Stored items
═══

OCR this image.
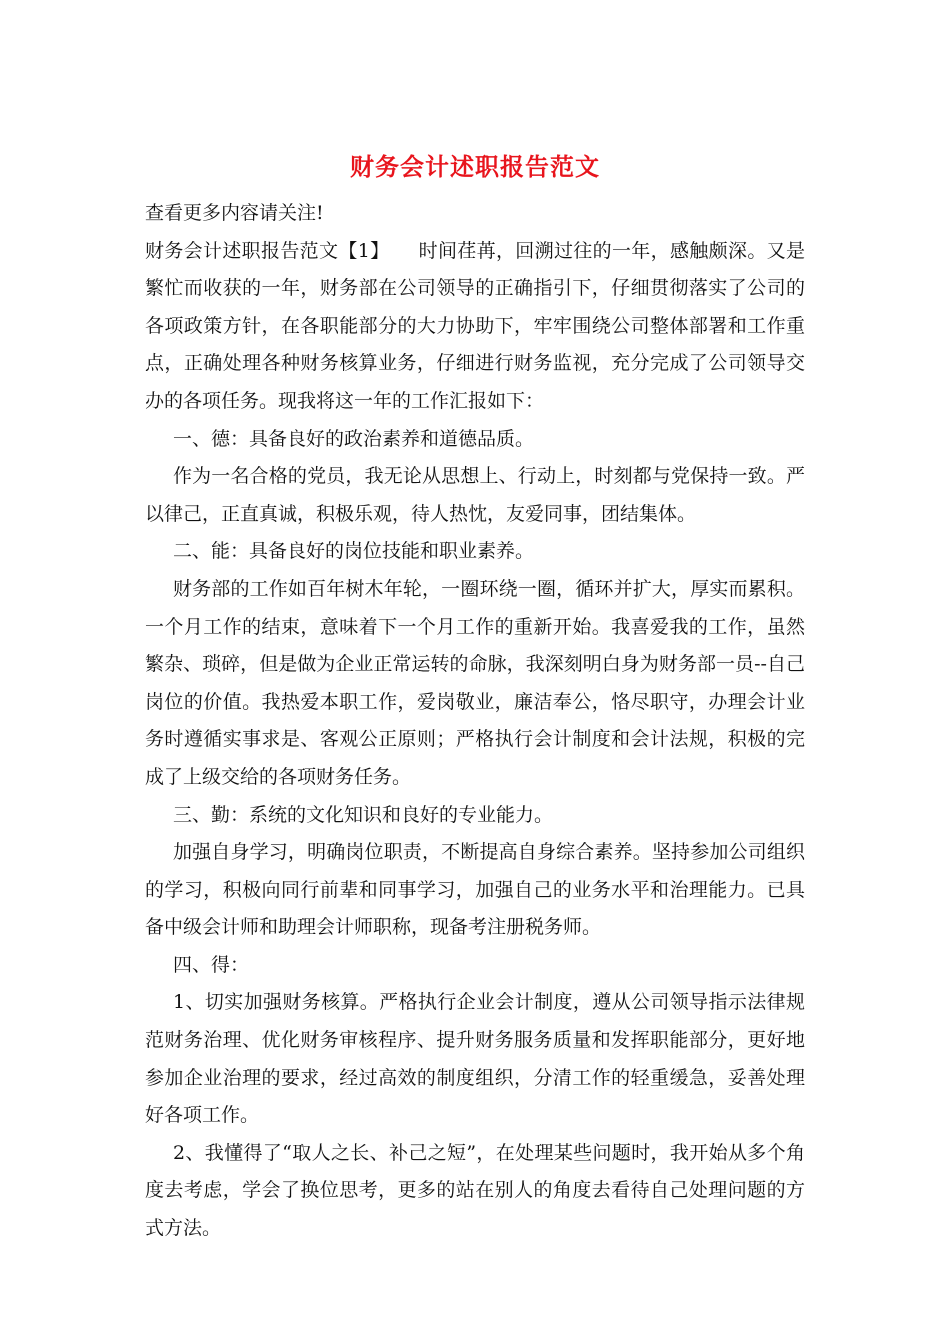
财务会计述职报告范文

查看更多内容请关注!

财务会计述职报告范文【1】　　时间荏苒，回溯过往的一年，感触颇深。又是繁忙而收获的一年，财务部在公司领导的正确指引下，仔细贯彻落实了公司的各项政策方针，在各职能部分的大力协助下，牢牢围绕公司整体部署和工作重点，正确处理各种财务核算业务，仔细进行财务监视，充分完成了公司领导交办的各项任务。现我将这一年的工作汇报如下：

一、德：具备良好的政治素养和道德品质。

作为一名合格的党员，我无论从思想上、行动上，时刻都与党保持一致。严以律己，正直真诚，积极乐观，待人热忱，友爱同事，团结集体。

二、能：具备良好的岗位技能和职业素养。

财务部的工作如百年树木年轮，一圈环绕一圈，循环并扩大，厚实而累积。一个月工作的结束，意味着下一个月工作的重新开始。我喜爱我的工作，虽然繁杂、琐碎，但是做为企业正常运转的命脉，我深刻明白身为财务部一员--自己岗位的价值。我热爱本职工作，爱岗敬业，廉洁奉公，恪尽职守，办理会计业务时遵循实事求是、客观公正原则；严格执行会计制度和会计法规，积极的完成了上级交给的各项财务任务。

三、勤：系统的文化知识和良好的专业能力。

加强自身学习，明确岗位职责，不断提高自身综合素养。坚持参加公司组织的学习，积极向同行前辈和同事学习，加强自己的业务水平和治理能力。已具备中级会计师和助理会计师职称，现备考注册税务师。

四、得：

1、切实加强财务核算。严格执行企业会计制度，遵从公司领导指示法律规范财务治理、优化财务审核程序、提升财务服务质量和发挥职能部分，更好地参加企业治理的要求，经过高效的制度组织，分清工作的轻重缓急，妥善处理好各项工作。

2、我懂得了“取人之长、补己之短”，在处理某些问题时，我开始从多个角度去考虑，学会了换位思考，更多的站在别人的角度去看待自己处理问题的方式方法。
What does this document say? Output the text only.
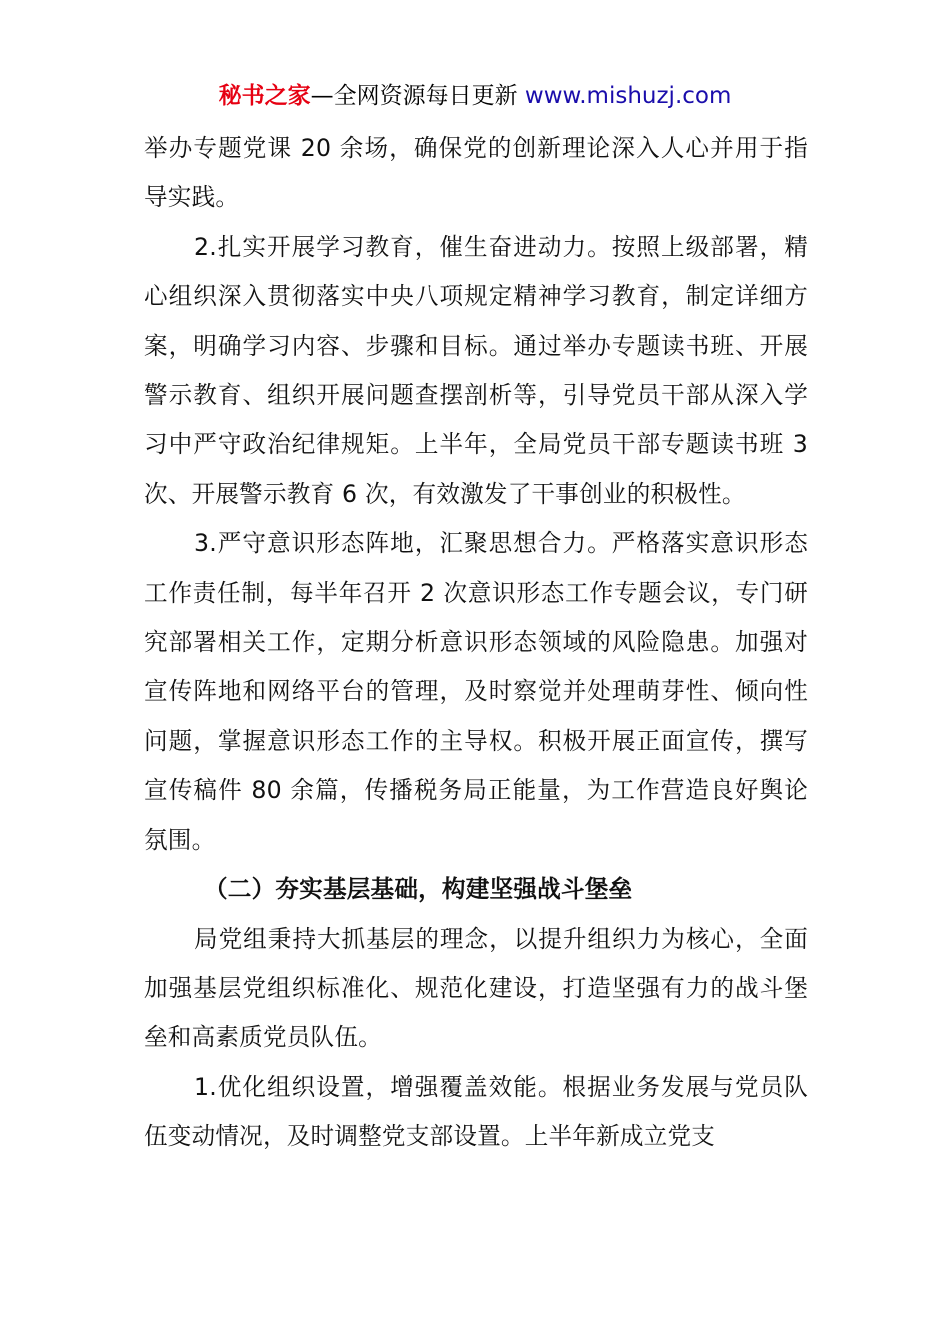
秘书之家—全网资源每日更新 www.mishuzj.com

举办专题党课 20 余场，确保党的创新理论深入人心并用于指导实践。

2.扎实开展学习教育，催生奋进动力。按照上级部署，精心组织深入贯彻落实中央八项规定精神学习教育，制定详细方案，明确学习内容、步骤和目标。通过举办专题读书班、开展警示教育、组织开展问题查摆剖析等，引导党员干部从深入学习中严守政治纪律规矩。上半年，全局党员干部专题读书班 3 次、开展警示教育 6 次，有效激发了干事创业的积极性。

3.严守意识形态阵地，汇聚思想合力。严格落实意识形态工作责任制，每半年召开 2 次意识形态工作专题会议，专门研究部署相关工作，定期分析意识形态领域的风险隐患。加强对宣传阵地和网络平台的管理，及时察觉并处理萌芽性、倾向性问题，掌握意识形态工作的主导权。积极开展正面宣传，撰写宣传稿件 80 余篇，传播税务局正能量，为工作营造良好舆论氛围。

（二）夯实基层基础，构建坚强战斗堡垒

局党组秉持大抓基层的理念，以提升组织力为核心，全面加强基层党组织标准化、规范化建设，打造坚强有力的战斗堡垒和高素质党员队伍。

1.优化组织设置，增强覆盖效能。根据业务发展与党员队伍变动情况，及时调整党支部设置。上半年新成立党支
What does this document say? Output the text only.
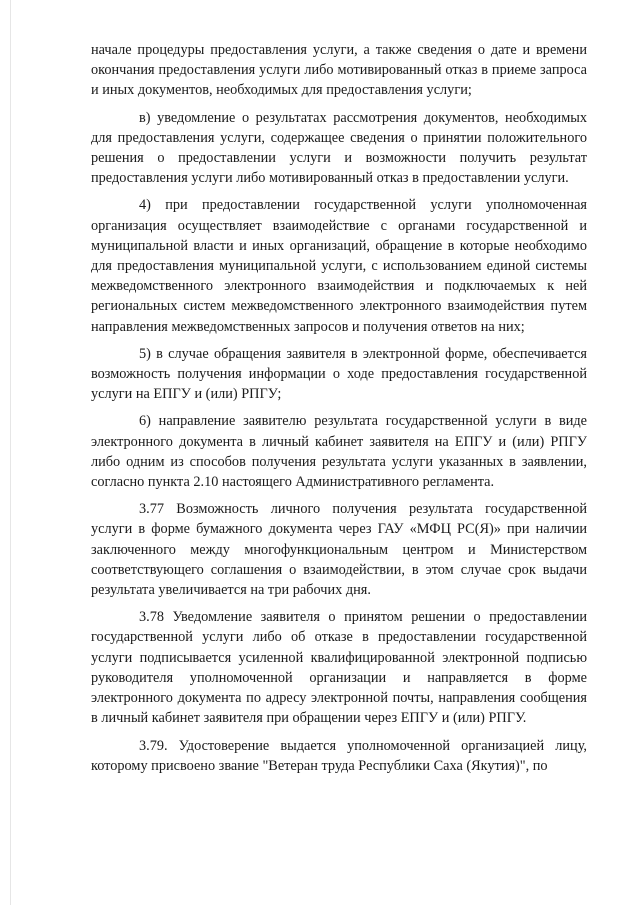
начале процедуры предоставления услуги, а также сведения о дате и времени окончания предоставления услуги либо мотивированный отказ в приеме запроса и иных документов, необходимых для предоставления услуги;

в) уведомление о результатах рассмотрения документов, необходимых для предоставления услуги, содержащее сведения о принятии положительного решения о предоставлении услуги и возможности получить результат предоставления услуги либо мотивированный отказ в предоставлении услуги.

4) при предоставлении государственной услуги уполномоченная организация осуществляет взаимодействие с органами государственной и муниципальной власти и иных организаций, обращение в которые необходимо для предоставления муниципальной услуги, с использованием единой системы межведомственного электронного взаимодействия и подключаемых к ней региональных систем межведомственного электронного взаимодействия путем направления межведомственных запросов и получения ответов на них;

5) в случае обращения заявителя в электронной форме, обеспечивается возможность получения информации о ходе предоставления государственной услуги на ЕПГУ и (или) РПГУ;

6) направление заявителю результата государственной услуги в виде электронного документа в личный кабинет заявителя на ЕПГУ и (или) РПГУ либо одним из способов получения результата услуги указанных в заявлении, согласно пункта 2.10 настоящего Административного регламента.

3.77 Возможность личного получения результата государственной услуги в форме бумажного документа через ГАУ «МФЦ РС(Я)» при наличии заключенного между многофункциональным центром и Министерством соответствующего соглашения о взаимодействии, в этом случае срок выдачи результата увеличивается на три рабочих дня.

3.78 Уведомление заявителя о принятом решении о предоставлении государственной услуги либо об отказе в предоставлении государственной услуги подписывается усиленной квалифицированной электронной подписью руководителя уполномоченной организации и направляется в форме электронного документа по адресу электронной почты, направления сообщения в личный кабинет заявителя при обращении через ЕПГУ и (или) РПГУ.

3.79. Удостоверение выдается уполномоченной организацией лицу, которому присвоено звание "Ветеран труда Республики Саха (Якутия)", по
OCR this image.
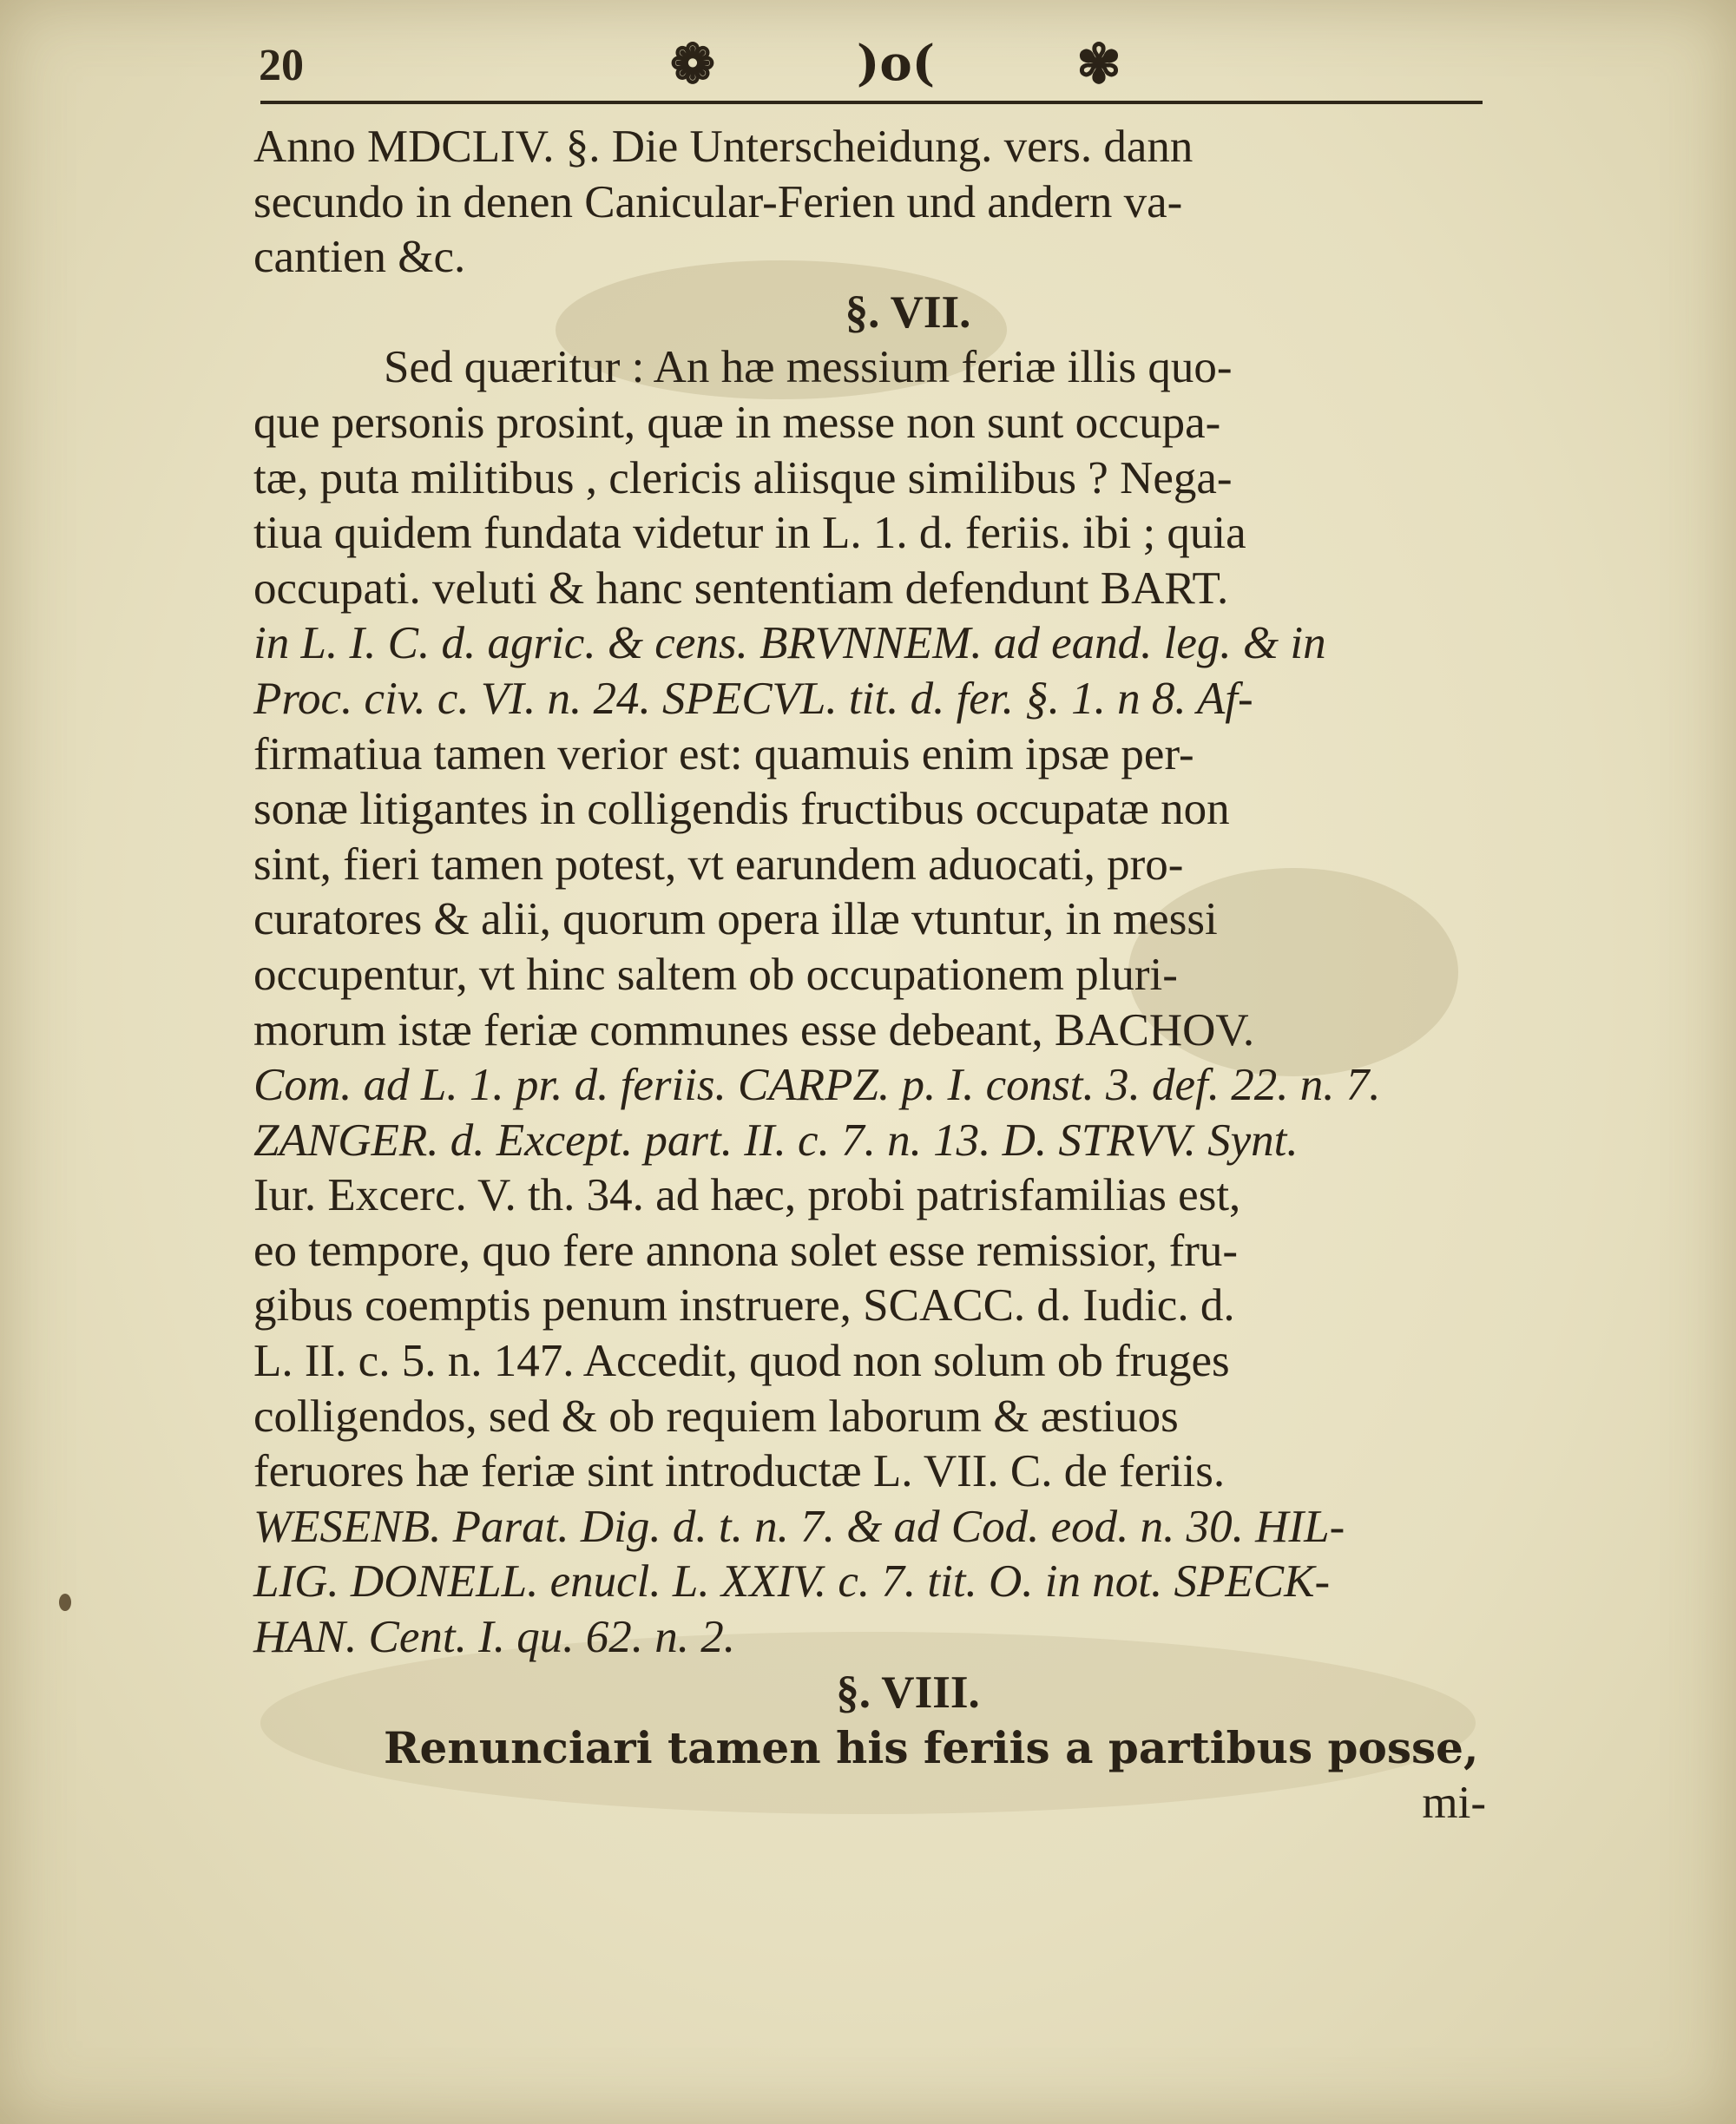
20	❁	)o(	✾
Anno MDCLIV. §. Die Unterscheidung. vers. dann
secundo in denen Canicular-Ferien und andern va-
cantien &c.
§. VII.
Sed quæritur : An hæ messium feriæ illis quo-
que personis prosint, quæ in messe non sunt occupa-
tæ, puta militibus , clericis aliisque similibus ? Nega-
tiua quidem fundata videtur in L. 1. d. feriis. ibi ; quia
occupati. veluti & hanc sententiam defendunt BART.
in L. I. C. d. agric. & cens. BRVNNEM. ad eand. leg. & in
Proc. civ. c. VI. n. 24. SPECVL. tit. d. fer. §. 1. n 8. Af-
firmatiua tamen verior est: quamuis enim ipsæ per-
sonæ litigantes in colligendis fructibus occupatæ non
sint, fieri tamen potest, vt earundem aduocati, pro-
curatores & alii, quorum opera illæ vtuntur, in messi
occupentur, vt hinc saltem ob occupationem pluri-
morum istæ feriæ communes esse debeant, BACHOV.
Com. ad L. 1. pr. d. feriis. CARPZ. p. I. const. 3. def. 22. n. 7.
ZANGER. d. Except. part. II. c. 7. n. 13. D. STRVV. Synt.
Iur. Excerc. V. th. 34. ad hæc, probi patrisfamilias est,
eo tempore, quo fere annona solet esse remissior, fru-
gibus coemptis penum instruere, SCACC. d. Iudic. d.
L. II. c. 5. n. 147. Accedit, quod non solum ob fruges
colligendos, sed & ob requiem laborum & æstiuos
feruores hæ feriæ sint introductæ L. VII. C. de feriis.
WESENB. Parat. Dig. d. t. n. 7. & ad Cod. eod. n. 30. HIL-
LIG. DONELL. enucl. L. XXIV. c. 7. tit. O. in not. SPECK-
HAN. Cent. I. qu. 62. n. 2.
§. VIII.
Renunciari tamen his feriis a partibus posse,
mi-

═══

**TASK STATEMENT**
Look through the listing above. Pick out each line with "feriæ" and copy it.

**FINISHED EXERCISE**
Sed quæritur : An hæ messium feriæ illis quo-
morum istæ feriæ communes esse debeant, BACHOV.
feruores hæ feriæ sint introductæ L. VII. C. de feriis.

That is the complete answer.